── Records ──

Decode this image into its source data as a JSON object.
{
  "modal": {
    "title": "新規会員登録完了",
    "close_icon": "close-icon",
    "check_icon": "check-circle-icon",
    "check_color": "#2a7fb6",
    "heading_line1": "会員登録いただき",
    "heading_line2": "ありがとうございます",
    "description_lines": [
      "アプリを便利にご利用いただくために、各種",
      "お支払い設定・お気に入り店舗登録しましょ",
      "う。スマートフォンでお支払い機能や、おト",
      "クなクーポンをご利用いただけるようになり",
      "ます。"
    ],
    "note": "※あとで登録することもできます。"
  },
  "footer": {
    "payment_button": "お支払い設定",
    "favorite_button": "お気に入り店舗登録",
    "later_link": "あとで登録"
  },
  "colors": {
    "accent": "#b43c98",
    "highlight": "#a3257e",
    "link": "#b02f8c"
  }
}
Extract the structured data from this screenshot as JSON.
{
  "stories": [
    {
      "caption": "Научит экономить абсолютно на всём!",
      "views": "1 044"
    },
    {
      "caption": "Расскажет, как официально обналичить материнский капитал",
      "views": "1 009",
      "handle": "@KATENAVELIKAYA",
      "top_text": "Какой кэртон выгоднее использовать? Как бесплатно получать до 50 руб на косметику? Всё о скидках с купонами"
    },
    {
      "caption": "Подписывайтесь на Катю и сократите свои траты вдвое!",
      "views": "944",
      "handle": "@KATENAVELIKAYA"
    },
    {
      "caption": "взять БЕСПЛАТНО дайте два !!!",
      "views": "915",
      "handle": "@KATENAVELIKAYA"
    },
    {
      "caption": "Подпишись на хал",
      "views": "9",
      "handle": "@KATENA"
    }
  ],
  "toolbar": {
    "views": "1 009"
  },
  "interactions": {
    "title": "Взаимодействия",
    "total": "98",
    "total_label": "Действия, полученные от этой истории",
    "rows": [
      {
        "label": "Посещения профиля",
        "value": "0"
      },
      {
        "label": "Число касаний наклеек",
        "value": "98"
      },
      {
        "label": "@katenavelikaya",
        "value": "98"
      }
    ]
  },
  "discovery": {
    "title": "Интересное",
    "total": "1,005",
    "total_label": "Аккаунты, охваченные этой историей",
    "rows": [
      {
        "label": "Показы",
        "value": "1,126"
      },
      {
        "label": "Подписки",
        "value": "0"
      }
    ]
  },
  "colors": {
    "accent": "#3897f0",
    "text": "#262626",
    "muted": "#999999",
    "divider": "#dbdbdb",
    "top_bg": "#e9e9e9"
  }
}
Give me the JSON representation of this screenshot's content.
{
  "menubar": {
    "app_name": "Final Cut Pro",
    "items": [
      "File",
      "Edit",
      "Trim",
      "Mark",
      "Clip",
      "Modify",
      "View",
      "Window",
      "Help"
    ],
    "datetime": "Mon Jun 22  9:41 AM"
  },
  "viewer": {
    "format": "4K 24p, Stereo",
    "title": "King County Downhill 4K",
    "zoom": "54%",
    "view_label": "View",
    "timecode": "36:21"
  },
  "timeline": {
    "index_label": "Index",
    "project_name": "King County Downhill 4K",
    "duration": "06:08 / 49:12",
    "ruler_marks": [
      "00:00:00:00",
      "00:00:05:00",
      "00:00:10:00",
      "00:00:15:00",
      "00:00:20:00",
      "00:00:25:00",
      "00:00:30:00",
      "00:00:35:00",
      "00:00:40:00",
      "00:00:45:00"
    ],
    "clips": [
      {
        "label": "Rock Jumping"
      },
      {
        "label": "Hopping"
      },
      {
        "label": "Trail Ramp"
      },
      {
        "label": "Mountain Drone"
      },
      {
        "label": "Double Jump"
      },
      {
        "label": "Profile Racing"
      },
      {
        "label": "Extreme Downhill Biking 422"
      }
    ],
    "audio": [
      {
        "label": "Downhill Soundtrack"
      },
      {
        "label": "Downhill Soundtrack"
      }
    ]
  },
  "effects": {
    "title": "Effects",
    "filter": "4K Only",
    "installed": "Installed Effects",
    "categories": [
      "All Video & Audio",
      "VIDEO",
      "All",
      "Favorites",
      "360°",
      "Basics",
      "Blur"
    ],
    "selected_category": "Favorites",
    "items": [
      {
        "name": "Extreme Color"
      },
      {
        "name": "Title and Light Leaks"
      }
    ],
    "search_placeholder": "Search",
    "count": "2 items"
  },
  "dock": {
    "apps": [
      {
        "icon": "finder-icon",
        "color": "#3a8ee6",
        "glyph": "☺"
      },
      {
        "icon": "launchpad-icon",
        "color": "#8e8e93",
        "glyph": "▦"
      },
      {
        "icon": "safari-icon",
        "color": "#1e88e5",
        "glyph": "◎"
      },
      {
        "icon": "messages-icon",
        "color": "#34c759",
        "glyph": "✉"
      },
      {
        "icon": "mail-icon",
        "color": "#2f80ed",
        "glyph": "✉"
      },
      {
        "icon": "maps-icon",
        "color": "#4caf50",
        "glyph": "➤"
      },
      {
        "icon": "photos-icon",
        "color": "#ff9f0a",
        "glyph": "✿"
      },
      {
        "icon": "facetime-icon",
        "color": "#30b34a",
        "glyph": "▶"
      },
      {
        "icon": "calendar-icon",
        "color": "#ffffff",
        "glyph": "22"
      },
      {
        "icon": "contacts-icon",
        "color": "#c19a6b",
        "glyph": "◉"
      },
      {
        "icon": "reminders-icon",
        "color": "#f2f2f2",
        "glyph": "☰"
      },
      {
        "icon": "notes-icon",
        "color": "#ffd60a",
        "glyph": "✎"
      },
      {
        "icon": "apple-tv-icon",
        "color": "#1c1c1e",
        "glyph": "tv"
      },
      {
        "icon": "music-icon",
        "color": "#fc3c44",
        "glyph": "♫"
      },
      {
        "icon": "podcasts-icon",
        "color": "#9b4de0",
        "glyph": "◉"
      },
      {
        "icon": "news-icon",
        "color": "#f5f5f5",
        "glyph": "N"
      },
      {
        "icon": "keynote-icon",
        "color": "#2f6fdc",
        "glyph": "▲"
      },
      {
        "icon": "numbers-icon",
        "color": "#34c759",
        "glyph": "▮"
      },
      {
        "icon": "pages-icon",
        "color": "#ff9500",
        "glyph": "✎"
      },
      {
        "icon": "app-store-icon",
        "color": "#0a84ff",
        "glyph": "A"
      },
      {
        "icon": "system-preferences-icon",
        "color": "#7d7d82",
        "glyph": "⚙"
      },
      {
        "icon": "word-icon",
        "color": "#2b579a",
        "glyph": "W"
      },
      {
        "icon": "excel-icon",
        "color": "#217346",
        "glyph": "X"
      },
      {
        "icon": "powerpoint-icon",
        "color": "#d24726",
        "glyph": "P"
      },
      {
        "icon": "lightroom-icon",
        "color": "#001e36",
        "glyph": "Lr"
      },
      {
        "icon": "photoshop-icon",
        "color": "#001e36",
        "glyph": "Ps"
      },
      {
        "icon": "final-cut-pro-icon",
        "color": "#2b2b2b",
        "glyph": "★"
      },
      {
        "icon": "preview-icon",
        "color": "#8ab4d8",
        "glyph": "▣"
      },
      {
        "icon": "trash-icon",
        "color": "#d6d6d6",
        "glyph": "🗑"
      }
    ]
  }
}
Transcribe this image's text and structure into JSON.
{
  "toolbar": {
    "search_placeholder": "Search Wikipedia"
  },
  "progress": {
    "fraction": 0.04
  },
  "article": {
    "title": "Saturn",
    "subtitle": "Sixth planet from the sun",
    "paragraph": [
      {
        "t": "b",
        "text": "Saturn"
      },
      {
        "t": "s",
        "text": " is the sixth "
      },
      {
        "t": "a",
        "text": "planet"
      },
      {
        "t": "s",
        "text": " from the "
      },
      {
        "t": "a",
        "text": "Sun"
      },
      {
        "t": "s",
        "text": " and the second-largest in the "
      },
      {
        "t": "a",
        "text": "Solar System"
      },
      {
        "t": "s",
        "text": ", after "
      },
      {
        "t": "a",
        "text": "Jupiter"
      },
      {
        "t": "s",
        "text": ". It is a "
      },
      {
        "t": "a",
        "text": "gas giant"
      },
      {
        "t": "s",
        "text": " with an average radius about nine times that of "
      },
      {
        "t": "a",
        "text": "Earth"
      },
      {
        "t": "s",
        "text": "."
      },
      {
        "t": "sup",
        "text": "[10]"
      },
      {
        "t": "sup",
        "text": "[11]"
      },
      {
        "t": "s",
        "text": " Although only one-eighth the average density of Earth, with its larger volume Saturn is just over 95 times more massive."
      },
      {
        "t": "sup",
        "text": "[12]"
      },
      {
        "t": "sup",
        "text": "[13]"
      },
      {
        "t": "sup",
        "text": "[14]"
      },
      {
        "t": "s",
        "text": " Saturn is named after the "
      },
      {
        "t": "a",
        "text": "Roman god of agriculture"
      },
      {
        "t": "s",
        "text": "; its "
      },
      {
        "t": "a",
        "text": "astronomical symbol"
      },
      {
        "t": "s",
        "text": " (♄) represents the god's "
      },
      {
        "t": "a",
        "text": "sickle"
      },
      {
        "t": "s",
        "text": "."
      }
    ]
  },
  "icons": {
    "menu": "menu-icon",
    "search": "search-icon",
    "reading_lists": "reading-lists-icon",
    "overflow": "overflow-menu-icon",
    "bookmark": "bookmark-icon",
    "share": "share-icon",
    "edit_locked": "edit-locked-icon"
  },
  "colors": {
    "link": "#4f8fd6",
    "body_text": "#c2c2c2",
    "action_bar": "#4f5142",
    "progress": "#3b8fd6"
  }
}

───

Task prompt —
Report all lines of the data above that include the string "этой".

Task result —
    "total_label": "Действия, полученные от этой истории",
    "total_label": "Аккаунты, охваченные этой историей",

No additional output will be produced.